[Begin]

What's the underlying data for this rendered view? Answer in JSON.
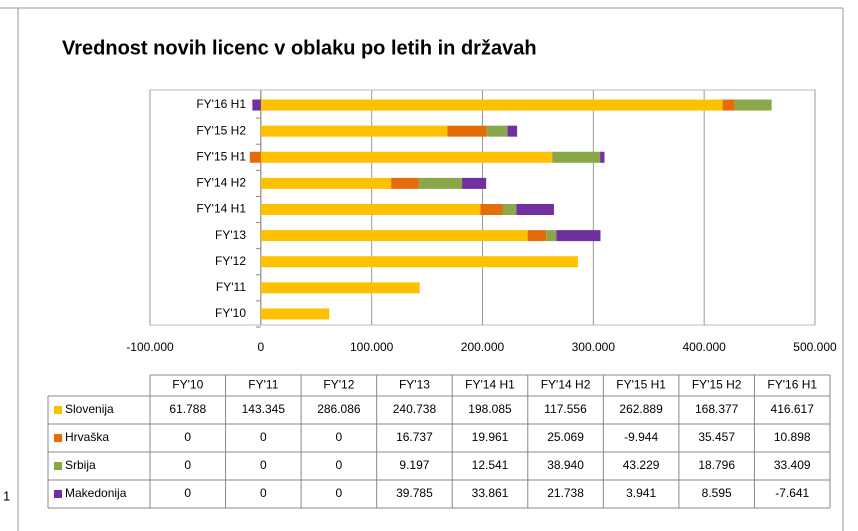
{
  "chart_data": {
    "type": "stacked_barh",
    "title": "Vrednost novih licenc v oblaku po letih in državah",
    "categories": [
      "FY'10",
      "FY'11",
      "FY'12",
      "FY'13",
      "FY'14 H1",
      "FY'14 H2",
      "FY'15 H1",
      "FY'15 H2",
      "FY'16 H1"
    ],
    "series": [
      {
        "name": "Slovenija",
        "color": "#ffc000",
        "values": [
          61788,
          143345,
          286086,
          240738,
          198085,
          117556,
          262889,
          168377,
          416617
        ],
        "value_labels": [
          "61.788",
          "143.345",
          "286.086",
          "240.738",
          "198.085",
          "117.556",
          "262.889",
          "168.377",
          "416.617"
        ]
      },
      {
        "name": "Hrvaška",
        "color": "#e46c0a",
        "values": [
          0,
          0,
          0,
          16737,
          19961,
          25069,
          -9944,
          35457,
          10898
        ],
        "value_labels": [
          "0",
          "0",
          "0",
          "16.737",
          "19.961",
          "25.069",
          "-9.944",
          "35.457",
          "10.898"
        ]
      },
      {
        "name": "Srbija",
        "color": "#8aa84a",
        "values": [
          0,
          0,
          0,
          9197,
          12541,
          38940,
          43229,
          18796,
          33409
        ],
        "value_labels": [
          "0",
          "0",
          "0",
          "9.197",
          "12.541",
          "38.940",
          "43.229",
          "18.796",
          "33.409"
        ]
      },
      {
        "name": "Makedonija",
        "color": "#7030a0",
        "values": [
          0,
          0,
          0,
          39785,
          33861,
          21738,
          3941,
          8595,
          -7641
        ],
        "value_labels": [
          "0",
          "0",
          "0",
          "39.785",
          "33.861",
          "21.738",
          "3.941",
          "8.595",
          "-7.641"
        ]
      }
    ],
    "xlim": [
      -100000,
      500000
    ],
    "xticks": [
      {
        "value": -100000,
        "label": "-100.000"
      },
      0,
      {
        "value": 100000,
        "label": "100.000"
      },
      {
        "value": 200000,
        "label": "200.000"
      },
      {
        "value": 300000,
        "label": "300.000"
      },
      {
        "value": 400000,
        "label": "400.000"
      },
      {
        "value": 500000,
        "label": "500.000"
      }
    ],
    "grid": true,
    "stray_text": "1"
  }
}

[End]

- **INSTRUCTION**: Locate and copy each line in the data above that includes the word "name".

- **FULL SOLUTION**:
        "name": "Slovenija",
        "name": "Hrvaška",
        "name": "Srbija",
        "name": "Makedonija",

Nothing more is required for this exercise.